JOHNSON V. LOUISVILLE & NASHVILLE RAILROAD CO.

[104 ALABAMA, 241.]

NEGLIGENCE-INSUFFICIENT PLEA OF CONTRIBUTORY NEGLIGENCE.-In an action against a railroad company for the negligent killing of the plaintiff's intestate, while he was an employé of the defendant, a plea "that the injuries to plaintiff's intestate now complained of, if any he received, would not have occurred but for his faults or negligence, and that his faults and negligence contributed proximately and directly to produce said injuries," is too general, and is demurrable, on the ground that it does not state the facts relied upon as constituting the alleged negligence of the plaintiff's intestate.

RAILROADS-EJECTING PERSONS-REFUSAL TO PAY FARE.-If a person boards a railroad train, but uses obscene and insulting language, refuses to pay his fare, and is guilty of reprehensible conduct generally, the conductor is justified in ejecting him from the car.

does

NEGLIGENCE, CONTRIBUTORY.- DRUNKENNESS not exempt a person from the responsibility of contributory negligence. The law exacts from one voluntarily intoxicated the same care and precaution to avoid injury as it would from a sober person of ordinary prudence under like circumstances; so, if intoxication renders a person reckless or indifferent to consequences, or inadvertent, or thoughtless, and he fails to exercise due care, his failure or omission will not be excused, because superinduced by his intoxication.

RAILROADS -NEGLIGENCE-EJECTION OF DRUNKEN PERSON-LIABILITY.—If the conductor of a railroad train knows that a person on the train is so intoxicated that he does not possess the powers of locomotion, that he is unconscious of danger, and that he cannot appreciate his position and surroundings, or his duty to avoid passing trains, and he puts him off at a place dangerous to one in his condition, and at which he is killed, the conductor is guilty of negligence, and the railroad company is liable for damages resulting from such ejection, although the deceased may have been a trespasser on the train, and might have been legally ejected in a proper manner and at a proper place.

WITNESSES-EXPERT TESTIMONY.-The effect of alcoholic drunkenness upon a person is not a subject for expert testimony.

WITNESSES-WHEN INCOMPETENT.-A witness is incompetent to testify as to whether a person in one end of a railroad car was in "a senseless condition" or "stupidly drunk," where he saw such person in conversation with others, but could not hear anything that was said, had no conversation with him, and occupied a seat at the other end, and on the opposite side of the car.

Listing

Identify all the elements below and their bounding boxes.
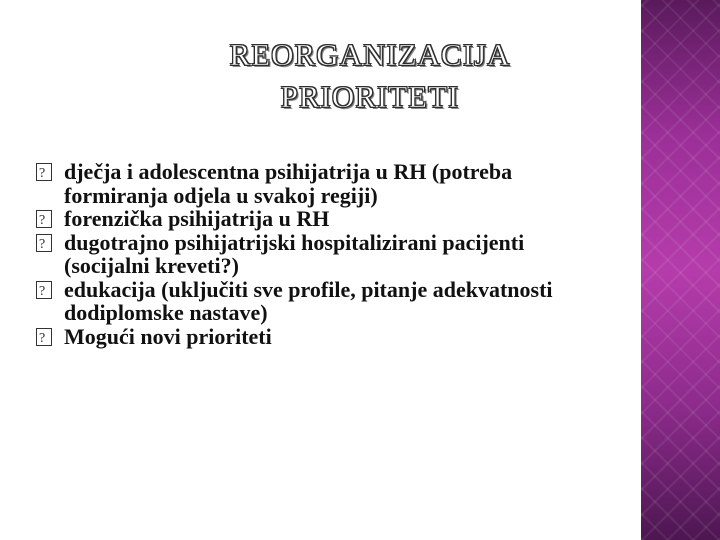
slide-title-line-1: REORGANIZACIJA xyxy=(229,37,511,72)
bullet-text: dječja i adolescentna psihijatrija u RH (potreba formiranja odjela u svakoj regiji) xyxy=(64,159,513,208)
bullet-text: forenzička psihijatrija u RH xyxy=(64,206,330,231)
bullet-text: edukacija (uključiti sve profile, pitanje adekvatnosti dodiplomske nastave) xyxy=(64,276,553,325)
slide-title xyxy=(150,34,590,118)
bullet-item xyxy=(36,160,606,207)
missing-glyph-bullet-icon xyxy=(36,328,52,346)
missing-glyph-bullet-icon xyxy=(36,163,52,181)
slide-title-line-2: PRIORITETI xyxy=(280,79,460,114)
bullet-text: dugotrajno psihijatrijski hospitalizirani pacijenti (socijalni kreveti?) xyxy=(64,229,525,278)
missing-glyph-bullet-icon xyxy=(36,234,52,252)
bullet-item xyxy=(36,207,606,231)
bullet-item xyxy=(36,231,606,278)
bullet-item xyxy=(36,278,606,325)
bullet-text: Mogući novi prioriteti xyxy=(64,323,272,349)
bullet-list xyxy=(36,160,606,348)
decorative-side-panel xyxy=(641,0,720,540)
missing-glyph-bullet-icon xyxy=(36,281,52,299)
bullet-item xyxy=(36,325,606,349)
missing-glyph-bullet-icon xyxy=(36,210,52,228)
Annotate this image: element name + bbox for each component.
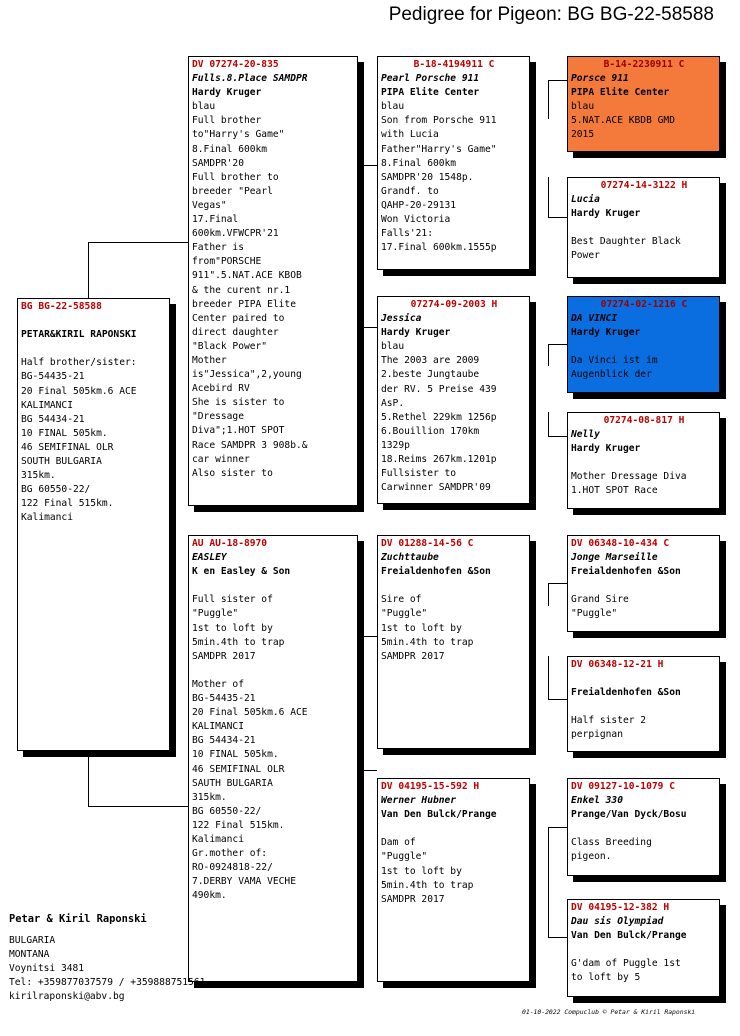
connector [358, 636, 377, 637]
connector [358, 290, 359, 327]
card-text-line: Full brother [192, 115, 262, 127]
pigeon-owner: Hardy Kruger [192, 87, 262, 99]
pigeon-card-subject [17, 298, 170, 751]
card-text-line: AsP. [381, 397, 405, 409]
contact-line: MONTANA [9, 949, 50, 961]
card-text-line: BG 54434-21 [192, 735, 256, 747]
card-text-line: 46 SEMIFINAL OLR [192, 763, 285, 775]
card-text-line: blau [381, 101, 405, 113]
ring-number: DV 06348-12-21 H [571, 659, 664, 670]
blank-line [571, 672, 717, 686]
card-text-line: 1st to loft by [192, 622, 273, 634]
pigeon-card-dam-sire-dam [567, 656, 720, 752]
card-text-line: Father"Harry's Game" [381, 143, 497, 155]
card-text-line: 20 Final 505km.6 ACE [21, 385, 137, 397]
card-text-line: Full brother to [192, 171, 279, 183]
ring-number: BG BG-22-58588 [21, 301, 102, 312]
card-text-line: is"Jessica",2,young [192, 369, 302, 381]
card-text-line: Diva";1.HOT SPOT [192, 425, 285, 437]
card-text-line: 5.Rethel 229km 1256p [381, 411, 497, 423]
connector [548, 412, 549, 436]
connector [548, 436, 567, 437]
blank-line [571, 943, 717, 957]
connector [548, 827, 549, 883]
card-text-line: 1st to loft by [381, 865, 462, 877]
pigeon-owner: Hardy Kruger [571, 327, 641, 339]
ring-number: 07274-09-2003 H [410, 299, 498, 310]
blank-line [571, 700, 717, 714]
pigeon-card-sire-sire-dam [567, 177, 720, 278]
card-text-line: 8.Final 600km [381, 157, 457, 169]
card-text-line: Race SAMDPR 3 908b.& [192, 439, 308, 451]
ring-number: 07274-08-817 H [603, 415, 685, 426]
ring-number: DV 01288-14-56 C [381, 538, 474, 549]
connector [548, 937, 567, 938]
print-stamp: 01-10-2022 Compuclub © Petar & Kiril Raponski [522, 1008, 696, 1016]
ring-number: DV 04195-15-592 H [381, 781, 480, 792]
card-text-line: 46 SEMIFINAL OLR [21, 441, 114, 453]
connector [548, 80, 567, 81]
pigeon-card-sire-dam [377, 296, 530, 504]
breeder-contact [9, 912, 205, 1005]
connector [548, 656, 549, 699]
ring-number: 07274-14-3122 H [600, 180, 688, 191]
card-text-line: "Puggle" [381, 851, 428, 863]
blank-line [21, 342, 167, 356]
pigeon-card-dam-dam-sire [567, 778, 720, 876]
card-text-line: 1329p [381, 439, 410, 451]
connector [548, 80, 549, 119]
pigeon-name: Enkel 330 [571, 795, 623, 807]
blank-line [381, 822, 527, 836]
card-text-line: SAMDPR 2017 [192, 650, 256, 662]
card-text-line: Acebird RV [192, 383, 250, 395]
ring-number: DV 04195-12-382 H [571, 902, 670, 913]
card-text-line: SAMDPR 2017 [381, 893, 445, 905]
pigeon-name: Fulls.8.Place SAMDPR [192, 73, 308, 85]
pigeon-card-dam-dam-dam [567, 899, 720, 997]
contact-line: Tel: +359877037579 / +359888751561 [9, 977, 206, 989]
card-text-line: 20 Final 505km.6 ACE [192, 707, 308, 719]
card-text-line: Power [571, 250, 600, 262]
card-text-line: 490km. [192, 890, 227, 902]
card-text-line: with Lucia [381, 129, 439, 141]
card-text-line: direct daughter [192, 326, 279, 338]
card-text-line: 5min.4th to trap [381, 636, 474, 648]
blank-line [571, 579, 717, 593]
card-text-line: Falls'21: [381, 228, 433, 240]
card-text-line: BG-54435-21 [21, 371, 85, 383]
pigeon-name: Werner Hubner [381, 795, 457, 807]
card-text-line: 315km. [192, 791, 227, 803]
pigeon-owner: Freialdenhofen &Son [571, 687, 681, 699]
card-text-line: Best Daughter Black [571, 236, 681, 248]
card-text-line: 5.NAT.ACE KBDB GMD [571, 115, 675, 127]
card-text-line: 18.Reims 267km.1201p [381, 454, 497, 466]
card-text-line: The 2003 are 2009 [381, 355, 480, 367]
ring-number: DV 09127-10-1079 C [571, 781, 675, 792]
pigeon-card-sire [188, 56, 358, 506]
pigeon-name: Jonge Marseille [571, 552, 658, 564]
card-text-line: G'dam of Puggle 1st [571, 958, 681, 970]
pigeon-name: Zuchttaube [381, 552, 439, 564]
card-text-line: 5min.4th to trap [192, 636, 285, 648]
connector [358, 636, 359, 668]
pigeon-card-sire-sire-sire [567, 56, 720, 152]
card-text-line: She is sister to [192, 397, 285, 409]
card-text-line: Center paired to [192, 312, 285, 324]
card-text-line: Father is [192, 242, 244, 254]
card-text-line: "Puggle" [571, 608, 618, 620]
pigeon-name: Dau sis Olympiad [571, 916, 664, 928]
card-text-line: 6.Bouillion 170km [381, 425, 480, 437]
pigeon-card-dam [188, 535, 358, 982]
blank-line [21, 314, 167, 328]
contact-line: Voynitsi 3481 [9, 963, 85, 975]
pigeon-owner: K en Easley & Son [192, 566, 291, 578]
blank-line [571, 340, 717, 354]
card-text-line: Half brother/sister: [21, 357, 137, 369]
connector [548, 344, 567, 345]
blank-line [571, 822, 717, 836]
card-text-line: Carwinner SAMDPR'09 [381, 482, 491, 494]
pigeon-owner: Freialdenhofen &Son [571, 566, 681, 578]
card-text-line: & the curent nr.1 [192, 284, 291, 296]
pigeon-owner: Van Den Bulck/Prange [571, 930, 687, 942]
card-text-line: Mother Dressage Diva [571, 471, 687, 483]
card-text-line: Full sister of [192, 594, 273, 606]
pigeon-owner: Van Den Bulck/Prange [381, 809, 497, 821]
card-text-line: Half sister 2 [571, 715, 647, 727]
card-text-line: "Puggle" [381, 608, 428, 620]
contact-line: BULGARIA [9, 935, 56, 947]
connector [548, 583, 549, 606]
card-text-line: Mother [192, 354, 227, 366]
card-text-line: 315km. [21, 470, 56, 482]
pigeon-owner: Hardy Kruger [571, 443, 641, 455]
pigeon-name: Pearl Porsche 911 [381, 73, 480, 85]
connector [548, 217, 567, 218]
card-text-line: SAMDPR 2017 [381, 650, 445, 662]
connector [548, 827, 567, 828]
card-text-line: 911".5.NAT.ACE KBOB [192, 270, 302, 282]
ring-number: AU AU-18-8970 [192, 538, 268, 549]
card-text-line: perpignan [571, 729, 623, 741]
pigeon-owner: Hardy Kruger [571, 208, 641, 220]
blank-line [192, 579, 355, 593]
card-text-line: BG-54435-21 [192, 693, 256, 705]
contact-line: kirilraponski@abv.bg [9, 991, 125, 1003]
card-text-line: Class Breeding [571, 837, 652, 849]
card-text-line: to"Harry's Game" [192, 129, 285, 141]
card-text-line: "Dressage [192, 411, 244, 423]
pigeon-card-sire-dam-dam [567, 412, 720, 509]
card-text-line: pigeon. [571, 851, 612, 863]
pigeon-card-dam-sire-sire [567, 535, 720, 632]
connector [358, 165, 377, 166]
blank-line [571, 456, 717, 470]
pigeon-owner: PETAR&KIRIL RAPONSKI [21, 329, 137, 341]
card-text-line: 2.beste Jungtaube [381, 369, 480, 381]
card-text-line: Grandf. to [381, 185, 439, 197]
card-text-line: breeder PIPA Elite [192, 298, 296, 310]
card-text-line: Mother of [192, 678, 244, 690]
card-text-line: Fullsister to [381, 468, 457, 480]
card-text-line: Dam of [381, 837, 416, 849]
breeder-name: Petar & Kiril Raponski [9, 913, 147, 925]
connector [358, 770, 377, 771]
ring-number: B-14-2230911 C [603, 59, 685, 70]
card-text-line: Grand Sire [571, 594, 629, 606]
card-text-line: KALIMANCI [192, 721, 244, 733]
pigeon-name: Lucia [571, 194, 600, 206]
blank-line [192, 664, 355, 678]
ring-number: 07274-02-1216 C [600, 299, 688, 310]
connector [88, 806, 188, 807]
pigeon-owner: PIPA Elite Center [571, 87, 670, 99]
pigeon-owner: Hardy Kruger [381, 327, 451, 339]
card-text-line: 10 FINAL 505km. [21, 427, 108, 439]
card-text-line: KALIMANCI [21, 399, 73, 411]
card-text-line: 7.DERBY VAMA VECHE [192, 876, 296, 888]
card-text-line: 5min.4th to trap [381, 879, 474, 891]
pigeon-card-dam-dam [377, 778, 530, 982]
connector [88, 242, 188, 243]
connector [358, 165, 359, 186]
ring-number: B-18-4194911 C [413, 59, 495, 70]
card-text-line: 8.Final 600km [192, 143, 268, 155]
card-text-line: 17.Final 600km.1555p [381, 242, 497, 254]
card-text-line: Augenblick der [571, 369, 652, 381]
pigeon-name: Porsce 911 [571, 73, 629, 85]
card-text-line: RO-0924818-22/ [192, 862, 273, 874]
pigeon-name: Nelly [571, 429, 600, 441]
card-text-line: "Black Power" [192, 340, 268, 352]
card-text-line: BG 54434-21 [21, 413, 85, 425]
blank-line [571, 221, 717, 235]
connector [548, 883, 549, 937]
connector [358, 327, 377, 328]
pigeon-card-dam-sire [377, 535, 530, 749]
card-text-line: SOUTH BULGARIA [21, 456, 102, 468]
pigeon-owner: Freialdenhofen &Son [381, 566, 491, 578]
page-title: Pedigree for Pigeon: BG BG-22-58588 [388, 4, 714, 25]
card-text-line: blau [381, 341, 405, 353]
connector [88, 242, 89, 299]
card-text-line: 17.Final [192, 214, 239, 226]
card-text-line: Sire of [381, 594, 422, 606]
card-text-line: blau [571, 101, 595, 113]
card-text-line: 600km.VFWCPR'21 [192, 228, 279, 240]
card-text-line: Gr.mother of: [192, 848, 268, 860]
pigeon-name: Jessica [381, 313, 422, 325]
ring-number: DV 07274-20-835 [192, 59, 279, 70]
card-text-line: Son from Porsche 911 [381, 115, 497, 127]
card-text-line: Da Vinci ist im [571, 355, 658, 367]
card-text-line: to loft by 5 [571, 972, 641, 984]
card-text-line: "Puggle" [192, 608, 239, 620]
pigeon-card-sire-sire [377, 56, 530, 270]
blank-line [381, 579, 527, 593]
card-text-line: from"PORSCHE [192, 256, 262, 268]
card-text-line: Kalimanci [192, 833, 244, 845]
card-text-line: SAUTH BULGARIA [192, 777, 273, 789]
card-text-line: QAHP-20-29131 [381, 199, 457, 211]
card-text-line: Kalimanci [21, 512, 73, 524]
pigeon-name: DA VINCI [571, 313, 618, 325]
card-text-line: 122 Final 515km. [192, 819, 285, 831]
card-text-line: Won Victoria [381, 214, 451, 226]
connector [548, 583, 567, 584]
connector [548, 177, 549, 217]
card-text-line: 2015 [571, 129, 595, 141]
card-text-line: BG 60550-22/ [21, 484, 91, 496]
pigeon-card-sire-dam-sire [567, 296, 720, 393]
pigeon-owner: Prange/Van Dyck/Bosu [571, 809, 687, 821]
card-text-line: 1.HOT SPOT Race [571, 485, 658, 497]
card-text-line: BG 60550-22/ [192, 805, 262, 817]
card-text-line: 122 Final 515km. [21, 498, 114, 510]
connector [548, 344, 549, 366]
card-text-line: 1st to loft by [381, 622, 462, 634]
card-text-line: 10 FINAL 505km. [192, 749, 279, 761]
card-text-line: SAMDPR'20 [192, 157, 244, 169]
card-text-line: Also sister to [192, 467, 273, 479]
card-text-line: breeder "Pearl [192, 185, 273, 197]
connector [548, 699, 567, 700]
connector [358, 712, 359, 770]
card-text-line: Vegas" [192, 199, 227, 211]
pigeon-name: EASLEY [192, 552, 227, 564]
ring-number: DV 06348-10-434 C [571, 538, 670, 549]
card-text-line: der RV. 5 Preise 439 [381, 383, 497, 395]
card-text-line: car winner [192, 453, 250, 465]
card-text-line: SAMDPR'20 1548p. [381, 171, 474, 183]
connector [88, 751, 89, 806]
card-text-line: blau [192, 101, 216, 113]
pigeon-owner: PIPA Elite Center [381, 87, 480, 99]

Aim of the exercise
What subject does the case summary say is not a subject for expert testimony? The rows come from a source other than the case summary.

Worked answer
The effect of alcoholic drunkenness upon a person.